## INSTRUCTIONS TO FOLLOW
Look through the data below. Collect every line where the word "description" occurs.

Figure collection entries
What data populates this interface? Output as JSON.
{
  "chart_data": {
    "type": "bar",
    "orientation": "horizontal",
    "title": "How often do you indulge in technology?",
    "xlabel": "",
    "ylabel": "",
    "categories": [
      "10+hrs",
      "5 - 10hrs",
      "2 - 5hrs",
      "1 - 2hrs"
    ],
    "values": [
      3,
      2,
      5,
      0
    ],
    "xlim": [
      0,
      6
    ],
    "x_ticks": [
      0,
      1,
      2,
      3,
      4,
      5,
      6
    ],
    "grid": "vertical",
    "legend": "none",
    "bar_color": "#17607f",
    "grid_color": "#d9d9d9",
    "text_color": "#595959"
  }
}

==

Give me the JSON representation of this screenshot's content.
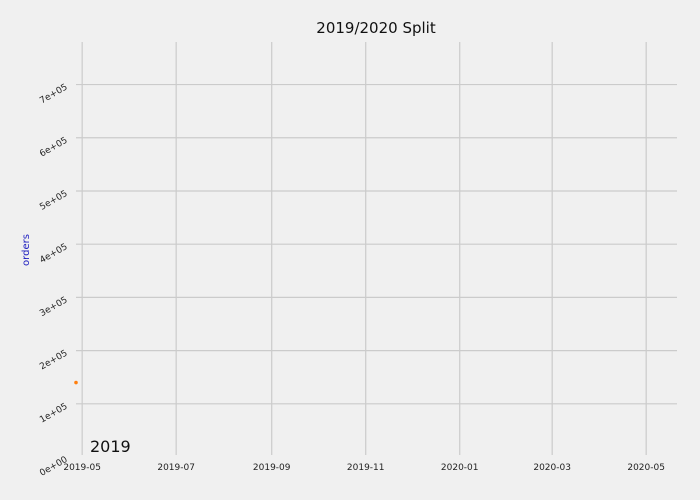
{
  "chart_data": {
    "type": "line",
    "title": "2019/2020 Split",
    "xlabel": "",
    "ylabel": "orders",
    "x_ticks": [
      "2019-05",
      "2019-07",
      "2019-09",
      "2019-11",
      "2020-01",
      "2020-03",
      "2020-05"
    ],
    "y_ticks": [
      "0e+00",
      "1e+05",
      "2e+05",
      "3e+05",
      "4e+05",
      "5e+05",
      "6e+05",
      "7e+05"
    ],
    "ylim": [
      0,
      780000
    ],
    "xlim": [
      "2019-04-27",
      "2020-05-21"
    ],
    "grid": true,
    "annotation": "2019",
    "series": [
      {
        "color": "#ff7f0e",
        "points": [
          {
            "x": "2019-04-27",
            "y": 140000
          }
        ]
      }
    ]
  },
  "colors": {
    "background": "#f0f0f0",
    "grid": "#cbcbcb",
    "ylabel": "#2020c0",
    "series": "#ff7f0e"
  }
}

==

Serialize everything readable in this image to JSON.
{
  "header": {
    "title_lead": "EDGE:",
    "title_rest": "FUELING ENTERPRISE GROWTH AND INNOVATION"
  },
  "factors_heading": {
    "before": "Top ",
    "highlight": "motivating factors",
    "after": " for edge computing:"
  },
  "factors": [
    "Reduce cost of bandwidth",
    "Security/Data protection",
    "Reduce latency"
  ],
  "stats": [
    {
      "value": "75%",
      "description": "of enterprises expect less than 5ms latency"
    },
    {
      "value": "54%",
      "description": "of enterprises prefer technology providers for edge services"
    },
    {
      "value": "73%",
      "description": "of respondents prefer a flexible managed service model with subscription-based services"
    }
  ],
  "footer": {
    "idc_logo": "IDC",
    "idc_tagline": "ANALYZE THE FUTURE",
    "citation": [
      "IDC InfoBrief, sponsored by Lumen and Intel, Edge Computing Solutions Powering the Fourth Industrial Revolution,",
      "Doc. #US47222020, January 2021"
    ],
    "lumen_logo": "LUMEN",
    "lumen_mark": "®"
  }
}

## FULL RESPONSE
      "description": "of enterprises expect less than 5ms latency"
      "description": "of enterprises prefer technology providers for edge services"
      "description": "of respondents prefer a flexible managed service model with subscription-based services"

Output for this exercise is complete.